■ Information given ■
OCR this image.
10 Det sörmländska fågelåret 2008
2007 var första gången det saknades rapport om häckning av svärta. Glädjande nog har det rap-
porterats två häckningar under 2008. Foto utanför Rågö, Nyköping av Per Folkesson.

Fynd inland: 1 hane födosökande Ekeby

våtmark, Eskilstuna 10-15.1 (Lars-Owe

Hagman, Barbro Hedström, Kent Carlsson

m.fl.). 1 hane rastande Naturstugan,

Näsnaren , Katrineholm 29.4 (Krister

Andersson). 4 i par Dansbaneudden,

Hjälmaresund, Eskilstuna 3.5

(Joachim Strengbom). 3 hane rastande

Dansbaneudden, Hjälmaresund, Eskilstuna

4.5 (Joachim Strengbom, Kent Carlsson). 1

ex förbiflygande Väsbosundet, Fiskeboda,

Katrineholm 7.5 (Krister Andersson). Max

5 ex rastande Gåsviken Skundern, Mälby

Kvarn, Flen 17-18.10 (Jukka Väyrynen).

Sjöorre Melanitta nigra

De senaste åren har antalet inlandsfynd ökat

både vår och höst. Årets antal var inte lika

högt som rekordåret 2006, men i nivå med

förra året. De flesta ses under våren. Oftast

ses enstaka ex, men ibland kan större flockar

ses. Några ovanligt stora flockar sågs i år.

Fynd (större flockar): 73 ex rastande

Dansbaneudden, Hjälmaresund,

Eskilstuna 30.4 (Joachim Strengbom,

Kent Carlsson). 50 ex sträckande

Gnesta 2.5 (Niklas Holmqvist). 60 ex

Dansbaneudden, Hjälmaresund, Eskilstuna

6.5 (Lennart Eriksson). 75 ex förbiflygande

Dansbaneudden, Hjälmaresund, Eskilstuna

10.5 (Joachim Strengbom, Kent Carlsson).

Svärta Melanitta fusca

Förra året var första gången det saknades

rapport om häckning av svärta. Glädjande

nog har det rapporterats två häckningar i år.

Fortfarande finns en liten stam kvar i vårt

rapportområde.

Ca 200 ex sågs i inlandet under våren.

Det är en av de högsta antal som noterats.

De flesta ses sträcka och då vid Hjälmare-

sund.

■ Work instructions ■
The lines to collect are those holding the string "saknades"; copy them all.

■ Task response ■
2007 var första gången det saknades rapport om häckning av svärta. Glädjande nog har det rap-
Förra året var första gången det saknades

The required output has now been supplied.